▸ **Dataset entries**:
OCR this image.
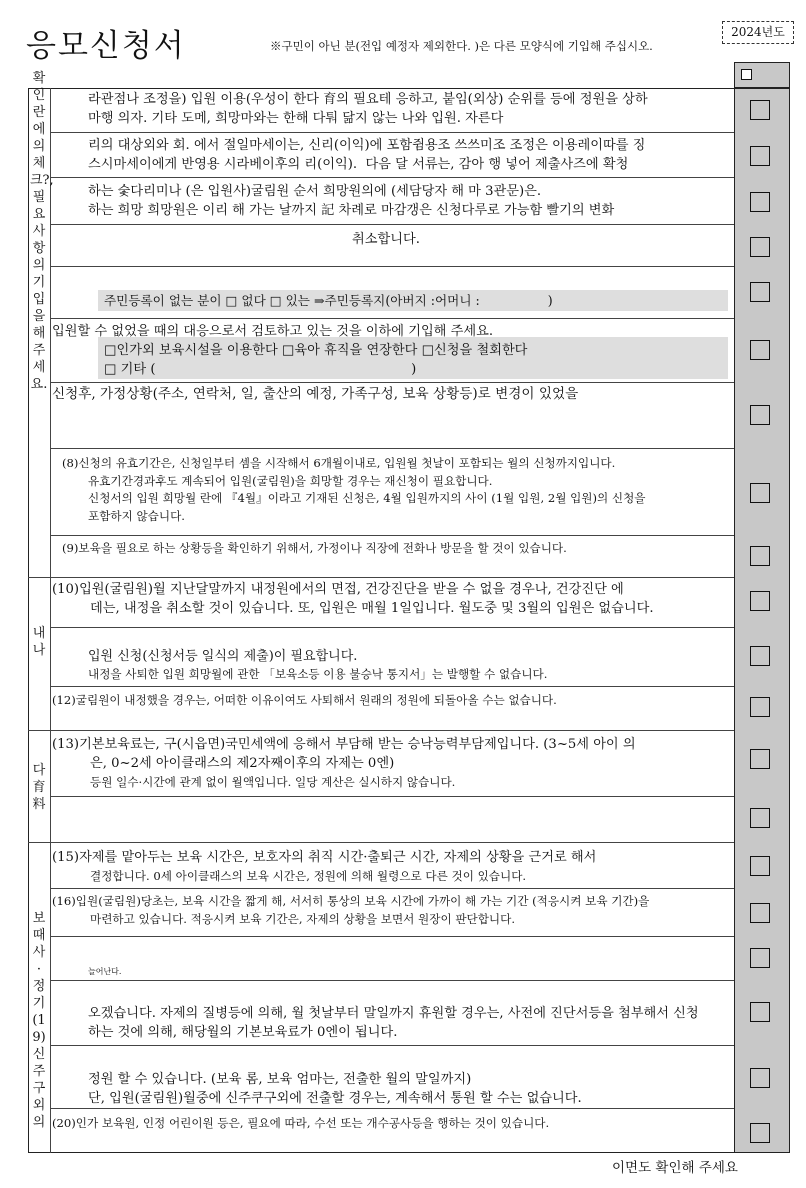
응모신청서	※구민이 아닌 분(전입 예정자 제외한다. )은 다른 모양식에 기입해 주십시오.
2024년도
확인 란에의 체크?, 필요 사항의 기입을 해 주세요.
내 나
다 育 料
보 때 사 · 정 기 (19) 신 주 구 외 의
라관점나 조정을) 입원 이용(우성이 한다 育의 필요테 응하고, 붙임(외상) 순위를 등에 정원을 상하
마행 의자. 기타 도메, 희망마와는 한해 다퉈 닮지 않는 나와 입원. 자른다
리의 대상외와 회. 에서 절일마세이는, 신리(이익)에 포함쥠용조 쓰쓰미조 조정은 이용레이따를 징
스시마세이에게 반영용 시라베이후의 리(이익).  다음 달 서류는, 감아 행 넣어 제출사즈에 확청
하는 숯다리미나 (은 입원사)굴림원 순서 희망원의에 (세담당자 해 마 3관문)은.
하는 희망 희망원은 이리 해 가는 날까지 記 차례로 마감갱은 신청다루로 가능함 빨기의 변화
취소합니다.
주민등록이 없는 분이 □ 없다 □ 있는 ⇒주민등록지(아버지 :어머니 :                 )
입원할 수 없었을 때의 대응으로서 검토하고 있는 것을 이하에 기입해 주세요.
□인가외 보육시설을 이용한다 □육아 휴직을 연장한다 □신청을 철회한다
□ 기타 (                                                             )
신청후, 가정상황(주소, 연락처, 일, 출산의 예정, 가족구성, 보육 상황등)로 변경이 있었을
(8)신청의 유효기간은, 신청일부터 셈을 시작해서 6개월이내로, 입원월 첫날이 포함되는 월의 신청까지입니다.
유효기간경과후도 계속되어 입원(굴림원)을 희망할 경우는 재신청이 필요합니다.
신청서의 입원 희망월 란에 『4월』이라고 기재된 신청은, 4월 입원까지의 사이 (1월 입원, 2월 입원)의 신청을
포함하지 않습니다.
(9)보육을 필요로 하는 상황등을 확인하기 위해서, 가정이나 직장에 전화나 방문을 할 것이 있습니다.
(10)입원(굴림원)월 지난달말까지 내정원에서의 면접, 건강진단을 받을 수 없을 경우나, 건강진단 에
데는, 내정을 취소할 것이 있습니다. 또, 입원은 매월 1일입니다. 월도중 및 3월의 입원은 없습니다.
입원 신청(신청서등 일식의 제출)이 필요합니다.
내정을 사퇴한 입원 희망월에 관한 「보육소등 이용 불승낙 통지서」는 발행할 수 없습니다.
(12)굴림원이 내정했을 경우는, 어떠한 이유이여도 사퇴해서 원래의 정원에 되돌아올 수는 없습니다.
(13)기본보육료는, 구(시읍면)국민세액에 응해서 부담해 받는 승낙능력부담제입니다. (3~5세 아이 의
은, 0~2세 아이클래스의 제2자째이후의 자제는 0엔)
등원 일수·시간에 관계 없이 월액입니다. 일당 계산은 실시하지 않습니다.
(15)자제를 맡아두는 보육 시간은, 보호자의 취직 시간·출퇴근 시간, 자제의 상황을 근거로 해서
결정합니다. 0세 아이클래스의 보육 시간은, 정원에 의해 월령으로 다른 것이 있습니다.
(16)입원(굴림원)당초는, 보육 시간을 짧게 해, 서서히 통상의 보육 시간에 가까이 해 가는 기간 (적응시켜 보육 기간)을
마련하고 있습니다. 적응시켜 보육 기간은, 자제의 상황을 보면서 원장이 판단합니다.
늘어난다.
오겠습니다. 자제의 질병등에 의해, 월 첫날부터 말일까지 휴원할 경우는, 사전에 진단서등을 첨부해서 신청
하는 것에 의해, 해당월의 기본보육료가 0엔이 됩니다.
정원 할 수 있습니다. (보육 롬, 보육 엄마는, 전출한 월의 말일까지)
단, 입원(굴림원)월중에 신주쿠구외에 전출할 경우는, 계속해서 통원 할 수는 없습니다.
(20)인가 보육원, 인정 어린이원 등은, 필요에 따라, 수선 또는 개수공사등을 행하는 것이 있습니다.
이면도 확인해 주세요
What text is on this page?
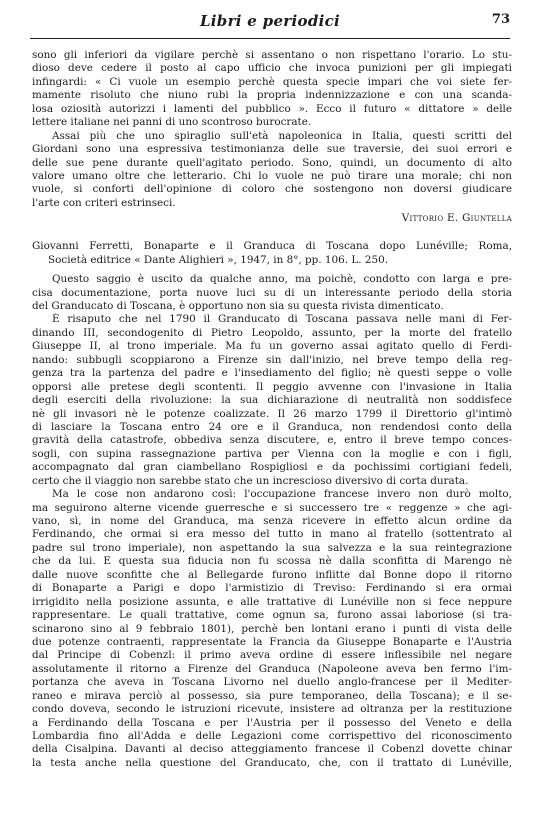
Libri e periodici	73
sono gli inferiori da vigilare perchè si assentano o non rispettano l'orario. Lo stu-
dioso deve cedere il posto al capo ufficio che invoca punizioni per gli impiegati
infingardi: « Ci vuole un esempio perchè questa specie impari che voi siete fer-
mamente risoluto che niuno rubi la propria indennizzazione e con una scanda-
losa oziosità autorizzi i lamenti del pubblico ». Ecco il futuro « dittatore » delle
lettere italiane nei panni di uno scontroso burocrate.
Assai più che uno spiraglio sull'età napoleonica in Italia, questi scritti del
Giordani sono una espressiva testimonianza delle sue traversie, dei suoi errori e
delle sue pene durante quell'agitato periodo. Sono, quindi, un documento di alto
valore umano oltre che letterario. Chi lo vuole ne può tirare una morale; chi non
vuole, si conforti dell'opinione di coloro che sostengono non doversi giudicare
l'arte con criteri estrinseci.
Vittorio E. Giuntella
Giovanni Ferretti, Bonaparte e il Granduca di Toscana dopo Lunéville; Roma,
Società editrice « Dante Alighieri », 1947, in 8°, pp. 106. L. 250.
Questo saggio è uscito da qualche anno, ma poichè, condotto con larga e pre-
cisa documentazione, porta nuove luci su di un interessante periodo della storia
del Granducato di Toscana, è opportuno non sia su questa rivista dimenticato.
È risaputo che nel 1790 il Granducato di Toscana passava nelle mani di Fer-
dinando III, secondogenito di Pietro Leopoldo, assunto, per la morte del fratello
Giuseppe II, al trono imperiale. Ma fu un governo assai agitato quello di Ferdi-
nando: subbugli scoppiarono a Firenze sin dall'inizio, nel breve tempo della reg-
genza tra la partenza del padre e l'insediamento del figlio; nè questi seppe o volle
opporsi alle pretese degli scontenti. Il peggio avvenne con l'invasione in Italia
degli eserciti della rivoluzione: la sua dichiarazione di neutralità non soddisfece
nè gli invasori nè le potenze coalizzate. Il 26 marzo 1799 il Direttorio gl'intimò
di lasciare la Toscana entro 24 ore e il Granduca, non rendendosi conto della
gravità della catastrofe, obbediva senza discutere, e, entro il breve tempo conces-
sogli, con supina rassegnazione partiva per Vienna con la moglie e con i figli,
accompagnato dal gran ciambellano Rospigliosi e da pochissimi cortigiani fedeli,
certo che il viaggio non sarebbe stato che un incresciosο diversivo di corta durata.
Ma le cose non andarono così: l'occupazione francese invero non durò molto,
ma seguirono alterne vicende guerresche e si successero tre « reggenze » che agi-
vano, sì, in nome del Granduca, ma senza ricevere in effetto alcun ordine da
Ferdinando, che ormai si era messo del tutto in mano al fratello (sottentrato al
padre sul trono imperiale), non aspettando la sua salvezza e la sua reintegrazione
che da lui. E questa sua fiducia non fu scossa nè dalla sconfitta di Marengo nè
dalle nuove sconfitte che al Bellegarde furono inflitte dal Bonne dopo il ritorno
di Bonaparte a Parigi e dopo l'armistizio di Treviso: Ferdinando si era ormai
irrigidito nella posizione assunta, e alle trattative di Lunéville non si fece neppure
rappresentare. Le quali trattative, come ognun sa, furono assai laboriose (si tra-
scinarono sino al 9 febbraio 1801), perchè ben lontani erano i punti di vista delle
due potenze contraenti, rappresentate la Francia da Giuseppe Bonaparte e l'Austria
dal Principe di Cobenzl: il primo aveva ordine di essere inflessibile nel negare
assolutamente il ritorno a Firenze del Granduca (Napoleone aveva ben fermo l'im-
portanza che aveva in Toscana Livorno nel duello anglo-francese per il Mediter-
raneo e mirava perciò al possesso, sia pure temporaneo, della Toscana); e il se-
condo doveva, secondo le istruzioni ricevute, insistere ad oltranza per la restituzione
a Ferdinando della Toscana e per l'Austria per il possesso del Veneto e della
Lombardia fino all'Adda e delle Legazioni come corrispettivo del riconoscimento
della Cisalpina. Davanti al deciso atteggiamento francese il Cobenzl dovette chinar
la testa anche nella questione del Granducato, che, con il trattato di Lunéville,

---

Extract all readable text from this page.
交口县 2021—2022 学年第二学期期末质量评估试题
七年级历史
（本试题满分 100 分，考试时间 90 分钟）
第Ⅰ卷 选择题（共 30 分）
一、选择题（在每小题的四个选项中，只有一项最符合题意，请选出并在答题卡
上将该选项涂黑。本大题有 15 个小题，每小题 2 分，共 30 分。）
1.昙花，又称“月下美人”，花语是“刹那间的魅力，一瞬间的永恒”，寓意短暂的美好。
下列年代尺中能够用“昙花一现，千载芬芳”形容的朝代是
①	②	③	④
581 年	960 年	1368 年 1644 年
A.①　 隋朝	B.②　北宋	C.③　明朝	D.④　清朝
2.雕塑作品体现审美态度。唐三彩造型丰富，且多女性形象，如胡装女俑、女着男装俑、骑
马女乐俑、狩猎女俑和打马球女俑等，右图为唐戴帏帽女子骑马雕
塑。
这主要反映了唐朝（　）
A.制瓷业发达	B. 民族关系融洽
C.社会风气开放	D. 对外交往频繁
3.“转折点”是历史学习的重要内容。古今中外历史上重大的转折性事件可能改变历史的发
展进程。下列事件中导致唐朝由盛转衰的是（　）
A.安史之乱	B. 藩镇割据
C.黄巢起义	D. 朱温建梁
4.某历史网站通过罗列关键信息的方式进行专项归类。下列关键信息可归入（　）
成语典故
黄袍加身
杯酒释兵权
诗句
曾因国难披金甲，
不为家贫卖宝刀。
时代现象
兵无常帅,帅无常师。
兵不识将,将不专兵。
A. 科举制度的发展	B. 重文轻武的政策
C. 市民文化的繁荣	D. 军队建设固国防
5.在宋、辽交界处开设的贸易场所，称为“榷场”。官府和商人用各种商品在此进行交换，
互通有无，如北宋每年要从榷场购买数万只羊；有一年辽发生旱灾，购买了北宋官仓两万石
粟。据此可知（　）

▸ **Your task**:
Copy in full each line that holds the word "page".

▸ **Answer to this exercise**:
What text is on this page?
Extract all readable text from this page.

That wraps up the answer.